[Records shown]
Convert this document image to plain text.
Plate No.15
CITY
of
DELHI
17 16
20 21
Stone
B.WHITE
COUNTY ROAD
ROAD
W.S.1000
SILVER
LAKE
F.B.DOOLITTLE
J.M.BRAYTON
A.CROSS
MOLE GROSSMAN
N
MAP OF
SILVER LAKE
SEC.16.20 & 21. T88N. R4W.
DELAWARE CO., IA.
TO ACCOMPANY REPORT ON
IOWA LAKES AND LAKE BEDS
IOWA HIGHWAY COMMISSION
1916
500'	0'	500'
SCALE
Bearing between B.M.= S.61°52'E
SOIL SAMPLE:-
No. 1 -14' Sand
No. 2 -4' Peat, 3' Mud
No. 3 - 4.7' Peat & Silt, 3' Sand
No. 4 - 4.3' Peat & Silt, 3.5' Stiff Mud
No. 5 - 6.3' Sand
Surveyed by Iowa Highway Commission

---

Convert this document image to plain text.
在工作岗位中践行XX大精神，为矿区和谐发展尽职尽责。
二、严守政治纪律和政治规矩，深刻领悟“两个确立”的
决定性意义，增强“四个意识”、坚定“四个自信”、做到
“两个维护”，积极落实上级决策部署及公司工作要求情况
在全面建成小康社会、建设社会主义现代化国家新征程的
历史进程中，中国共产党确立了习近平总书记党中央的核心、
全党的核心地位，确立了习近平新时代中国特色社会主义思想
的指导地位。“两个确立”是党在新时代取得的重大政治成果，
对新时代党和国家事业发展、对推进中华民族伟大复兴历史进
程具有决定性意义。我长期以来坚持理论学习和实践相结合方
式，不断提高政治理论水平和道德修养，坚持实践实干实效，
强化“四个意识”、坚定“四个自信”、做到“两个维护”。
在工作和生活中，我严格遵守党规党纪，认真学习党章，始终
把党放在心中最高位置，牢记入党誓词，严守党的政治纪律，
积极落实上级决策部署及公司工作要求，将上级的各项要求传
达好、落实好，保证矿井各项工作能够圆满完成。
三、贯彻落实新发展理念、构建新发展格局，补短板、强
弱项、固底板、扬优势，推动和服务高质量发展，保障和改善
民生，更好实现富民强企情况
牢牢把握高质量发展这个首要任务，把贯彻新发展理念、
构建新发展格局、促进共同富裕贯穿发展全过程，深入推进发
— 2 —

[Task to complete] Gather all lines from the records above in which "Peat" appears.

[Right answer]
No. 2 -4' Peat, 3' Mud
No. 3 - 4.7' Peat & Silt, 3' Sand
No. 4 - 4.3' Peat & Silt, 3.5' Stiff Mud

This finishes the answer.